▶ **AIM OF THE EXERCISE**:
Search the material for the string "horũ" and copy each line where it occurs.

start DATA SHOWN

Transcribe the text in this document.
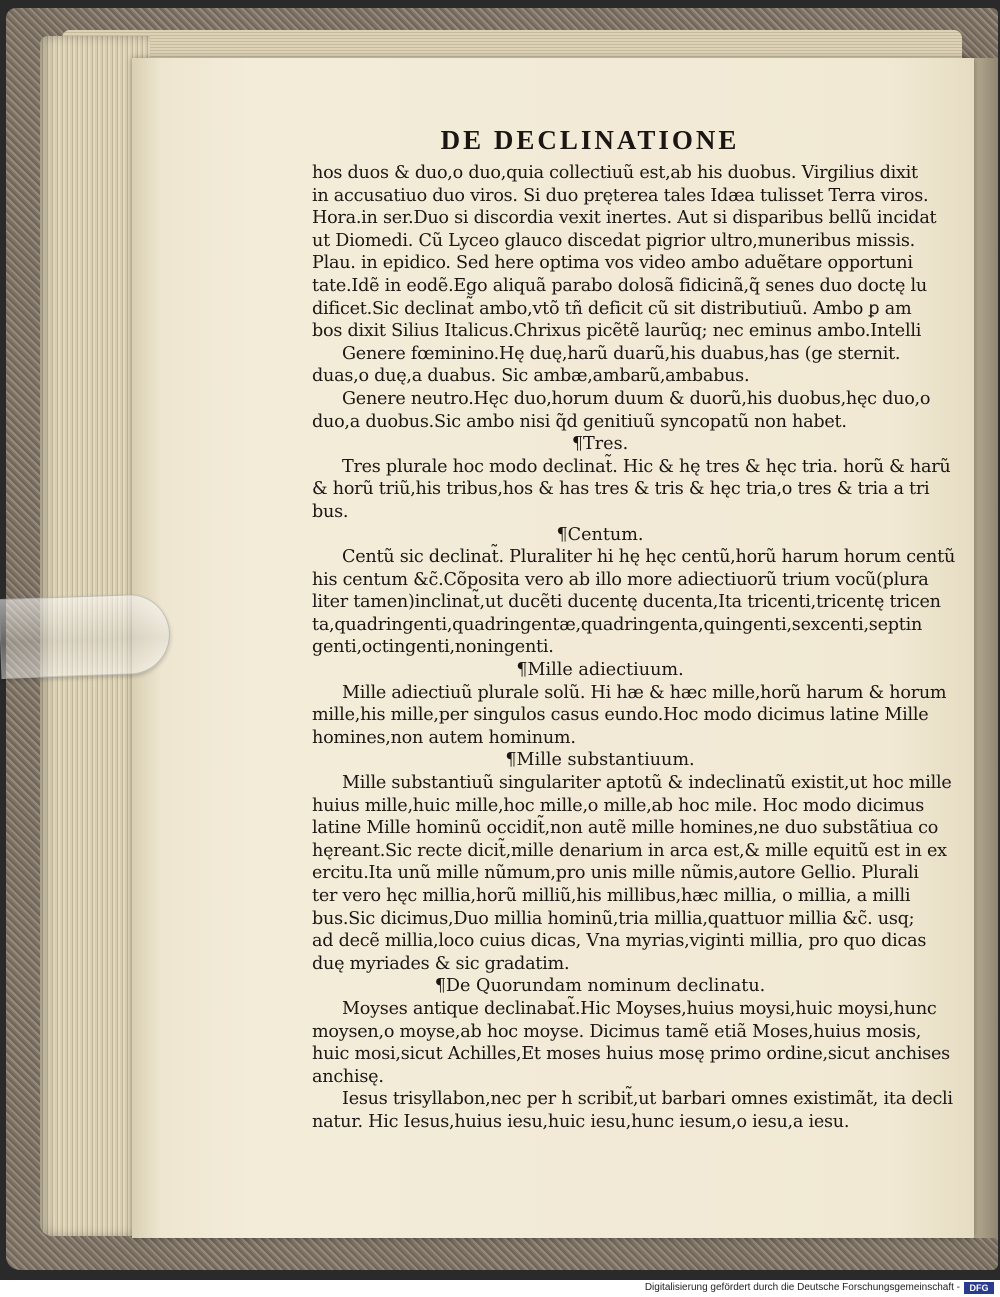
DE DECLINATIONE
hos duos & duo,o duo,quia collectiuũ est,ab his duobus. Virgilius dixit
in accusatiuo duo viros. Si duo pręterea tales Idæa tulisset Terra viros.
Hora.in ser.Duo si discordia vexit inertes. Aut si disparibus bellũ incidat
ut Diomedi. Cũ Lyceo glauco discedat pigrior ultro,muneribus missis.
Plau. in epidico. Sed here optima vos video ambo aduẽtare opportuni
tate.Idẽ in eodẽ.Ego aliquã parabo dolosã fidicinã,q̃ senes duo doctę lu
dificet.Sic declinat̃ ambo,vtõ tñ deficit cũ sit distributiuũ. Ambo ꝑ am
bos dixit Silius Italicus.Chrixus picẽtẽ laurũq; nec eminus ambo.Intelli
Genere fœminino.Hę duę,harũ duarũ,his duabus,has (ge sternit.
duas,o duę,a duabus. Sic ambæ,ambarũ,ambabus.
Genere neutro.Hęc duo,horum duum & duorũ,his duobus,hęc duo,o
duo,a duobus.Sic ambo nisi q̃d genitiuũ syncopatũ non habet.
¶Tres.
Tres plurale hoc modo declinat̃. Hic & hę tres & hęc tria. horũ & harũ
& horũ triũ,his tribus,hos & has tres & tris & hęc tria,o tres & tria a tri
bus.
¶Centum.
Centũ sic declinat̃. Pluraliter hi hę hęc centũ,horũ harum horum centũ
his centum &c̃.Cõposita vero ab illo more adiectiuorũ trium vocũ(plura
liter tamen)inclinat̃,ut ducẽti ducentę ducenta,Ita tricenti,tricentę tricen
ta,quadringenti,quadringentæ,quadringenta,quingenti,sexcenti,septin
genti,octingenti,noningenti.
¶Mille adiectiuum.
Mille adiectiuũ plurale solũ. Hi hæ & hæc mille,horũ harum & horum
mille,his mille,per singulos casus eundo.Hoc modo dicimus latine Mille
homines,non autem hominum.
¶Mille substantiuum.
Mille substantiuũ singulariter aptotũ & indeclinatũ existit,ut hoc mille
huius mille,huic mille,hoc mille,o mille,ab hoc mile. Hoc modo dicimus
latine Mille hominũ occidit̃,non autẽ mille homines,ne duo substãtiua co
hęreant.Sic recte dicit̃,mille denarium in arca est,& mille equitũ est in ex
ercitu.Ita unũ mille nũmum,pro unis mille nũmis,autore Gellio. Plurali
ter vero hęc millia,horũ milliũ,his millibus,hæc millia, o millia, a milli
bus.Sic dicimus,Duo millia hominũ,tria millia,quattuor millia &c̃. usq;
ad decẽ millia,loco cuius dicas, Vna myrias,viginti millia, pro quo dicas
duę myriades & sic gradatim.
¶De Quorundam nominum declinatu.
Moyses antique declinabat̃.Hic Moyses,huius moysi,huic moysi,hunc
moysen,o moyse,ab hoc moyse. Dicimus tamẽ etiã Moses,huius mosis,
huic mosi,sicut Achilles,Et moses huius mosę primo ordine,sicut anchises
anchisę.
Iesus trisyllabon,nec per h scribit̃,ut barbari omnes existimãt, ita decli
natur. Hic Iesus,huius iesu,huic iesu,hunc iesum,o iesu,a iesu.
Digitalisierung gefördert durch die Deutsche Forschungsgemeinschaft -	DFG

end DATA SHOWN

▶ **ANSWER TO THIS PROBLEM**:
Tres plurale hoc modo declinat̃. Hic & hę tres & hęc tria. horũ & harũ
& horũ triũ,his tribus,hos & has tres & tris & hęc tria,o tres & tria a tri
Centũ sic declinat̃. Pluraliter hi hę hęc centũ,horũ harum horum centũ
Mille adiectiuũ plurale solũ. Hi hæ & hæc mille,horũ harum & horum
ter vero hęc millia,horũ milliũ,his millibus,hæc millia, o millia, a milli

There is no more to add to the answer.